[start of Data in this exercise]

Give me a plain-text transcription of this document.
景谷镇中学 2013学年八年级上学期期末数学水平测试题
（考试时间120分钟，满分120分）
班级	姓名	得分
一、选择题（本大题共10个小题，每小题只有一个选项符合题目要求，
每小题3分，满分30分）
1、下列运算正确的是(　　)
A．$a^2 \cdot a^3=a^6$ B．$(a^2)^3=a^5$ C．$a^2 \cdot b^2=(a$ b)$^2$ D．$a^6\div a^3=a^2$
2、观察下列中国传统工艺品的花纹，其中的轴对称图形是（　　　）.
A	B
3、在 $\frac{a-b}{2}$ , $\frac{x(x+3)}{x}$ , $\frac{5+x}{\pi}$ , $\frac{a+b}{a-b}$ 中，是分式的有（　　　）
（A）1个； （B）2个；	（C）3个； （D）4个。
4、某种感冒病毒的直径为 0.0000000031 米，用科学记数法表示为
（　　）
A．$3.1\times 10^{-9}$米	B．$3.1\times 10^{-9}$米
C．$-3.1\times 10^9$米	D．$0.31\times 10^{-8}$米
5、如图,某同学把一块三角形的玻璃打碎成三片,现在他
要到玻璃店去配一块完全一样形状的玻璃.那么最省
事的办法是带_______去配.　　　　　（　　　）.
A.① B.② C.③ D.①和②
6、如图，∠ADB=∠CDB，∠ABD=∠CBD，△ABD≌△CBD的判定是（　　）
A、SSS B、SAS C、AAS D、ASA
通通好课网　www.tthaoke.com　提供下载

[end of Data in this exercise]

### Exercise task:
Please quote the records above exactly, without skipping a line.

### Answer for the task:
Give me a plain-text transcription of this document.
景谷镇中学 2013学年八年级上学期期末数学水平测试题
（考试时间120分钟，满分120分）
班级	姓名	得分
一、选择题（本大题共10个小题，每小题只有一个选项符合题目要求，
每小题3分，满分30分）
1、下列运算正确的是(　　)
A．$a^2 \cdot a^3=a^6$ B．$(a^2)^3=a^5$ C．$a^2 \cdot b^2=(a$ b)$^2$ D．$a^6\div a^3=a^2$
2、观察下列中国传统工艺品的花纹，其中的轴对称图形是（　　　）.
A	B
3、在 $\frac{a-b}{2}$ , $\frac{x(x+3)}{x}$ , $\frac{5+x}{\pi}$ , $\frac{a+b}{a-b}$ 中，是分式的有（　　　）
（A）1个； （B）2个；	（C）3个； （D）4个。
4、某种感冒病毒的直径为 0.0000000031 米，用科学记数法表示为
（　　）
A．$3.1\times 10^{-9}$米	B．$3.1\times 10^{-9}$米
C．$-3.1\times 10^9$米	D．$0.31\times 10^{-8}$米
5、如图,某同学把一块三角形的玻璃打碎成三片,现在他
要到玻璃店去配一块完全一样形状的玻璃.那么最省
事的办法是带_______去配.　　　　　（　　　）.
A.① B.② C.③ D.①和②
6、如图，∠ADB=∠CDB，∠ABD=∠CBD，△ABD≌△CBD的判定是（　　）
A、SSS B、SAS C、AAS D、ASA
通通好课网　www.tthaoke.com　提供下载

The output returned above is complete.